begin Data lines

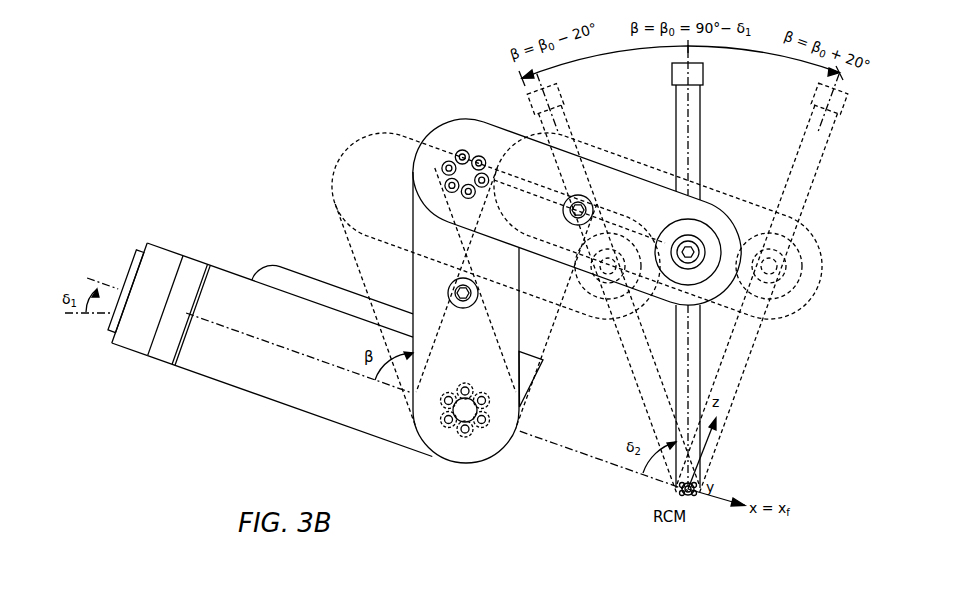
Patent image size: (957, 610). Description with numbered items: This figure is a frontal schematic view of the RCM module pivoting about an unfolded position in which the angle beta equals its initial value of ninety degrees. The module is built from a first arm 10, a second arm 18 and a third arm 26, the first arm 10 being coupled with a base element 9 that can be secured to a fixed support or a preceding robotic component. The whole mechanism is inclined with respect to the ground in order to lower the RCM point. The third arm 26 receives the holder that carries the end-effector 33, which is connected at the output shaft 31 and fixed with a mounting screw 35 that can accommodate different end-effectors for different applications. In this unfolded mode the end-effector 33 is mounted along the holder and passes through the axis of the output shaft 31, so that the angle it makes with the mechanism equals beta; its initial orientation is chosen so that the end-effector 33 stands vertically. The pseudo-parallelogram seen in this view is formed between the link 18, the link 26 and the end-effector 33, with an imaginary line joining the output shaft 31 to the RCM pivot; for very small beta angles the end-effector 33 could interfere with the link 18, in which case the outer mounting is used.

The base element 9 is at (161, 253).
The first arm 10 is at (237, 276).
The second arm 18 is at (487, 447).
The third arm 26 is at (443, 138).
The output shaft 31 is at (695, 230).
The end-effector 33 is at (695, 123).
The mounting screw 35 is at (703, 244).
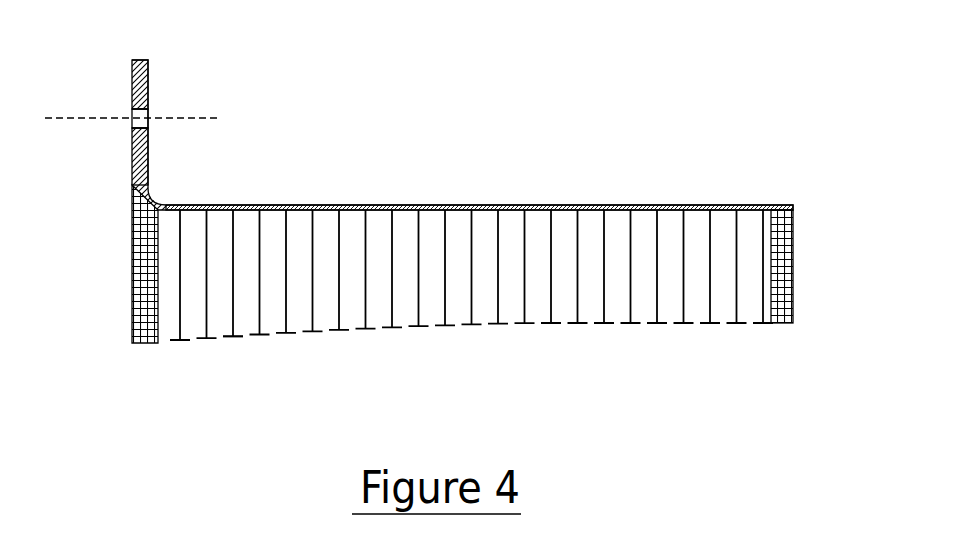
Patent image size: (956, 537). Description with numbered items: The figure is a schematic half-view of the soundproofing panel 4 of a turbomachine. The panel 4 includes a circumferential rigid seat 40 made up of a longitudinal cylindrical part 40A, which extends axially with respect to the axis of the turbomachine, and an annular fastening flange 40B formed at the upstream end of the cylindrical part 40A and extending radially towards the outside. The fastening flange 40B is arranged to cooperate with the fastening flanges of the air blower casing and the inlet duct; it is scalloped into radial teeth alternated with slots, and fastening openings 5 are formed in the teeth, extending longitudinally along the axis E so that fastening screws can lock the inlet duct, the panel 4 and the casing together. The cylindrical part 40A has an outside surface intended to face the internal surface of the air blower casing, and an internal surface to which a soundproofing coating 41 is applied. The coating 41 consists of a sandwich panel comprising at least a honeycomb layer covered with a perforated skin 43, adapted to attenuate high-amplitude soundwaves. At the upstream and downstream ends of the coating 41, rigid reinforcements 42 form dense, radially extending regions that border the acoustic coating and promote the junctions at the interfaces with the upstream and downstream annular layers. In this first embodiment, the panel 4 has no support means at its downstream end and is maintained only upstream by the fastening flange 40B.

The soundproofing panel 4 is at (258, 73).
The circumferential rigid seat 40 is at (450, 209).
The longitudinal cylindrical part 40A is at (629, 205).
The annular fastening flange 40B is at (145, 60).
The soundproofing coating 41 is at (458, 308).
The rigid reinforcements 42 is at (143, 341).
The perforated skin 43 is at (234, 338).
The fastening openings 5 is at (132, 142).
The axis E is at (62, 118).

end Data lines

Change "frontal" to "front" in the lines running from the start of the material through the line containing "The third arm 26 is at (443, 138).", and write those lines out again with nothing else altered. Omit the pictures.

Patent image size: (957, 610). Description with numbered items: This figure is a front schematic view of the RCM module pivoting about an unfolded position in which the angle beta equals its initial value of ninety degrees. The module is built from a first arm 10, a second arm 18 and a third arm 26, the first arm 10 being coupled with a base element 9 that can be secured to a fixed support or a preceding robotic component. The whole mechanism is inclined with respect to the ground in order to lower the RCM point. The third arm 26 receives the holder that carries the end-effector 33, which is connected at the output shaft 31 and fixed with a mounting screw 35 that can accommodate different end-effectors for different applications. In this unfolded mode the end-effector 33 is mounted along the holder and passes through the axis of the output shaft 31, so that the angle it makes with the mechanism equals beta; its initial orientation is chosen so that the end-effector 33 stands vertically. The pseudo-parallelogram seen in this view is formed between the link 18, the link 26 and the end-effector 33, with an imaginary line joining the output shaft 31 to the RCM pivot; for very small beta angles the end-effector 33 could interfere with the link 18, in which case the outer mounting is used.

The base element 9 is at (161, 253).
The first arm 10 is at (237, 276).
The second arm 18 is at (487, 447).
The third arm 26 is at (443, 138).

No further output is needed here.